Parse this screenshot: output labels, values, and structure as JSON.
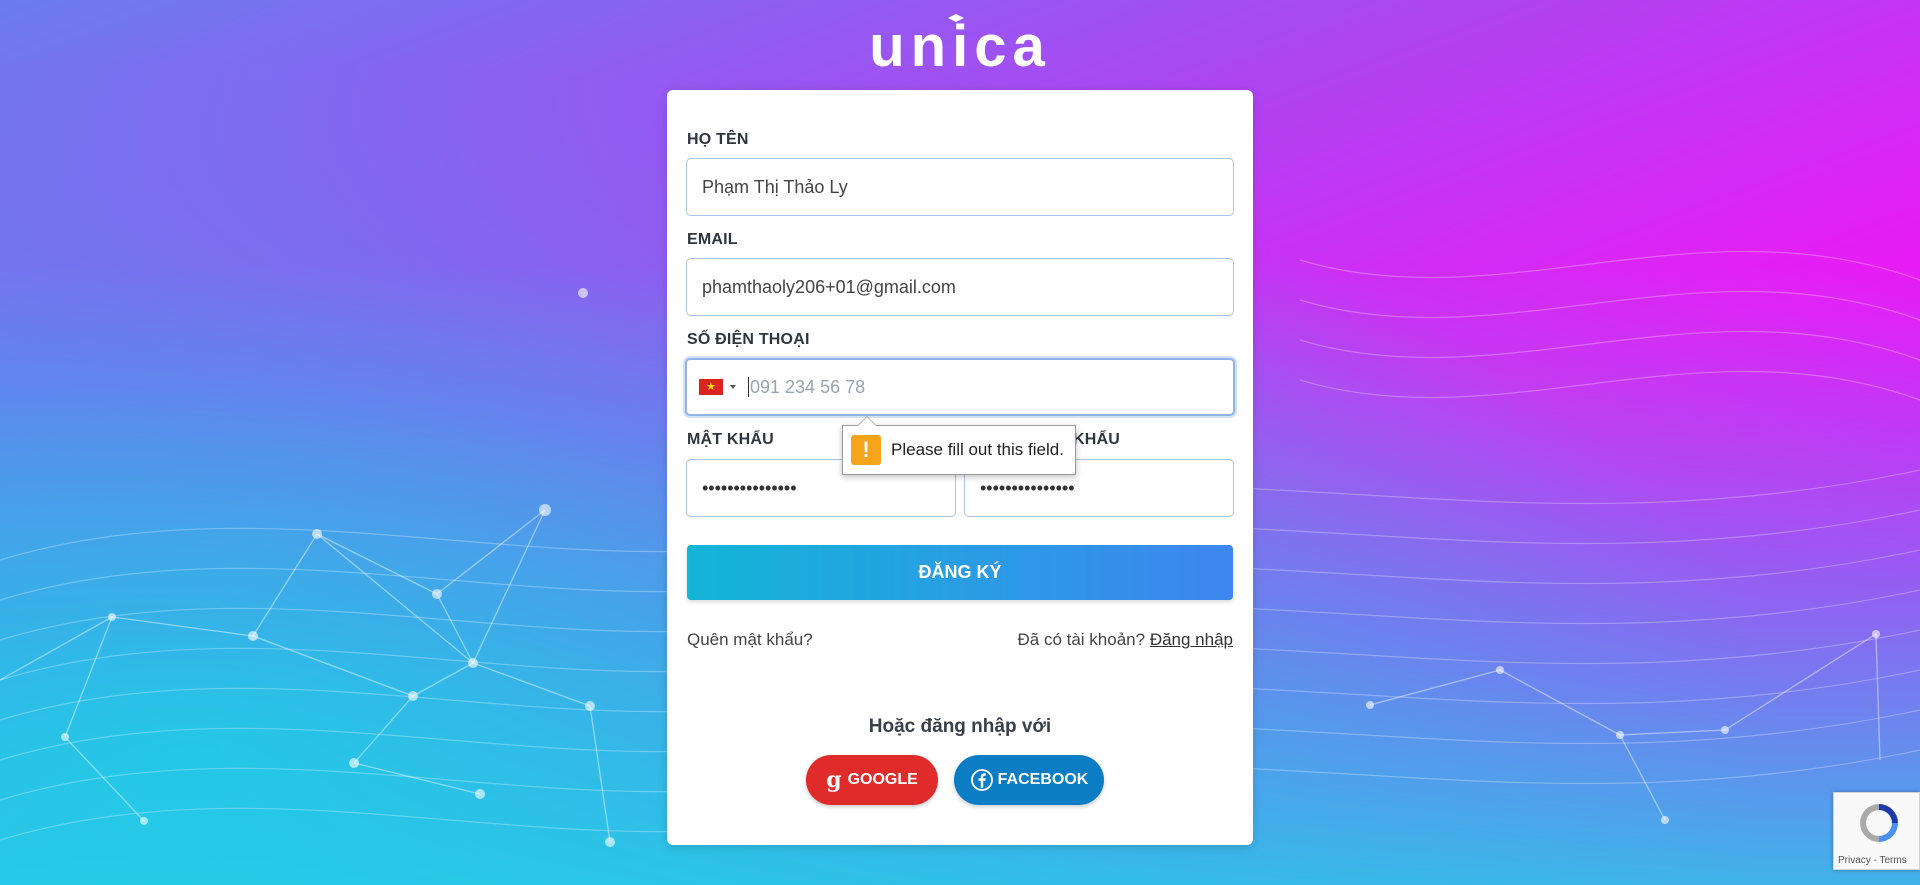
{
  "brand": {
    "logo_text": "unica",
    "accent_color": "#3e86f0",
    "background_colors": [
      "#b043f2",
      "#ff00ff",
      "#28bee6"
    ]
  },
  "form": {
    "name": {
      "label": "HỌ TÊN",
      "value": "Phạm Thị Thảo Ly"
    },
    "email": {
      "label": "EMAIL",
      "value": "phamthaoly206+01@gmail.com"
    },
    "phone": {
      "label": "SỐ ĐIỆN THOẠI",
      "country_icon": "vietnam-flag-icon",
      "placeholder": "091 234 56 78",
      "value": ""
    },
    "password": {
      "label": "MẬT KHẨU",
      "value": "•••••••••••••••"
    },
    "confirm_password": {
      "label_visible": "KHẨU",
      "value": "•••••••••••••••"
    },
    "validation_tooltip": {
      "icon": "warning-icon",
      "text": "Please fill out this field."
    },
    "submit_label": "ĐĂNG KÝ"
  },
  "links": {
    "forgot_password": "Quên mật khẩu?",
    "have_account": "Đã có tài khoản?",
    "login": "Đăng nhập"
  },
  "social": {
    "heading": "Hoặc đăng nhập với",
    "google_label": "GOOGLE",
    "google_color": "#e02b2b",
    "facebook_label": "FACEBOOK",
    "facebook_color": "#0b7dc4"
  },
  "recaptcha": {
    "text": "Privacy - Terms"
  }
}
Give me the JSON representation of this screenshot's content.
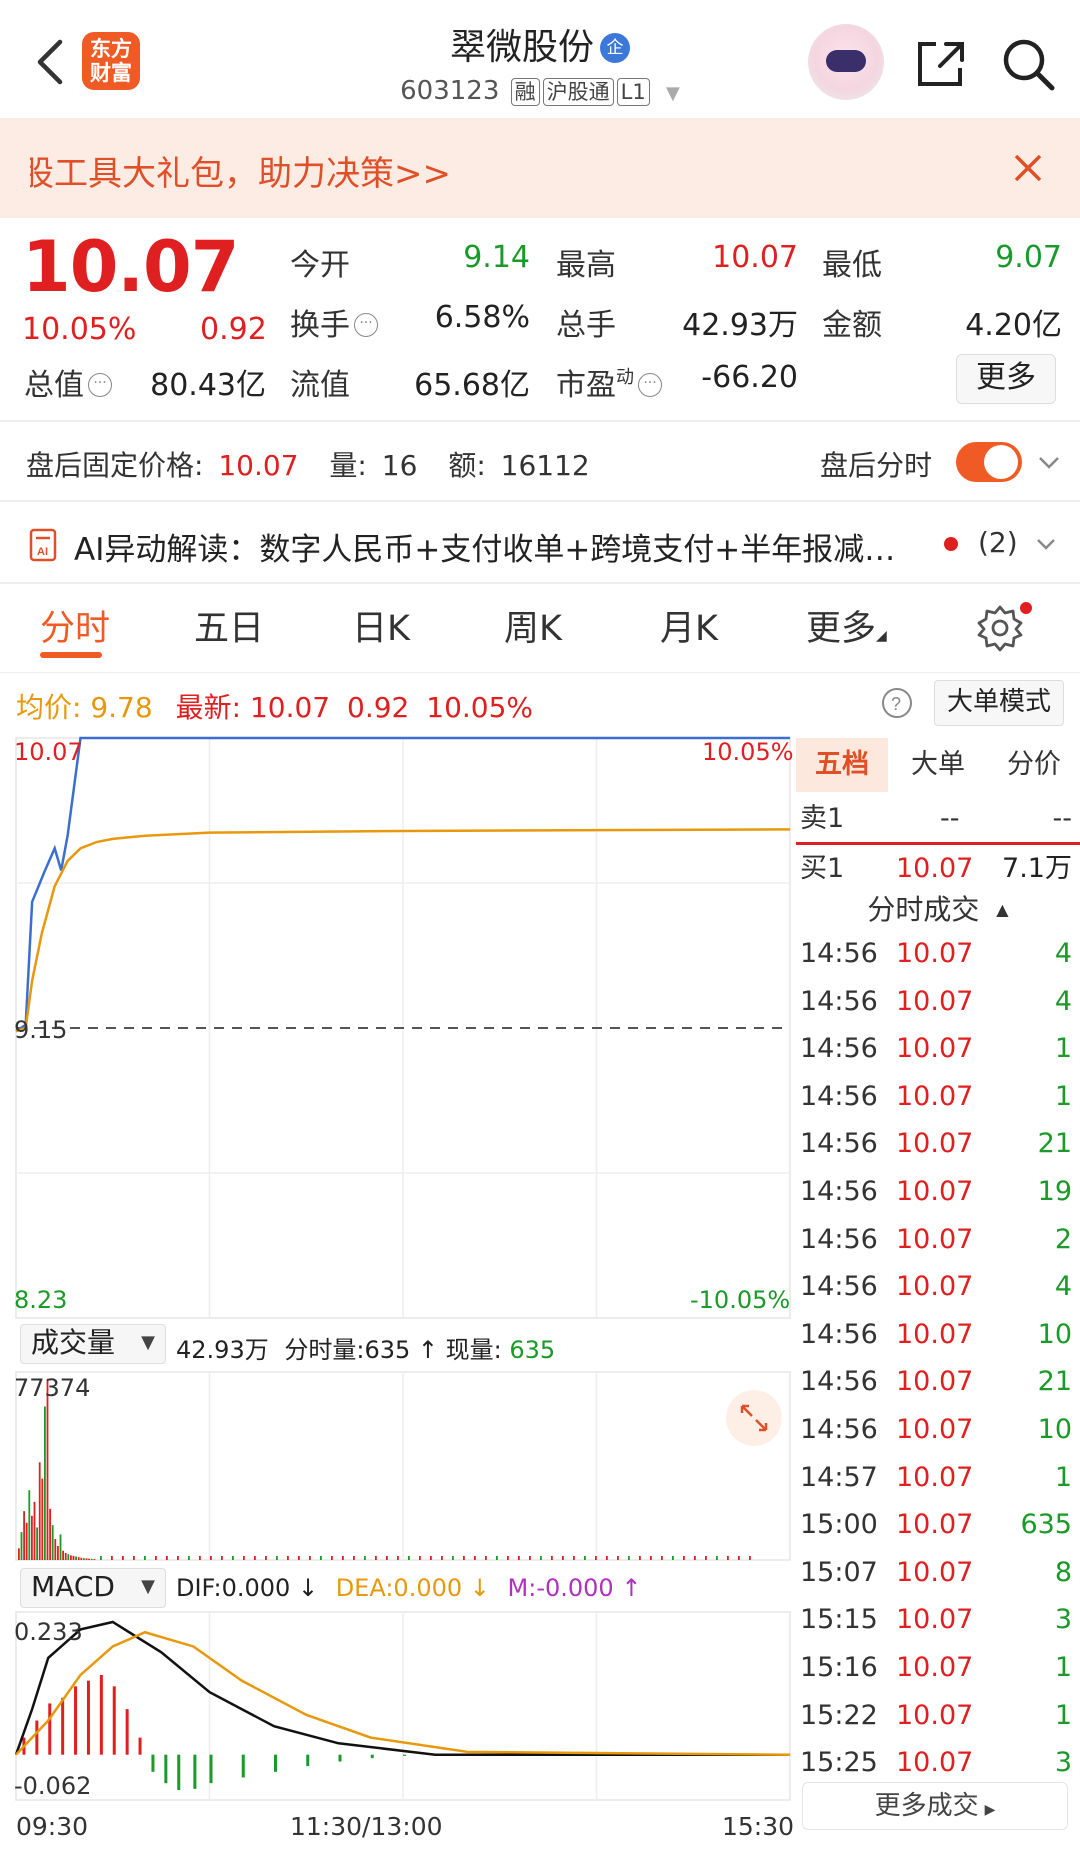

════════════════════

* **Task directions**
Review the material and copy each line in which the word "JSON" appears.

* **Answer to the problem**
Parse this screenshot: output labels, values, and structure as JSON.
Give me the JSON representation of this screenshot's content.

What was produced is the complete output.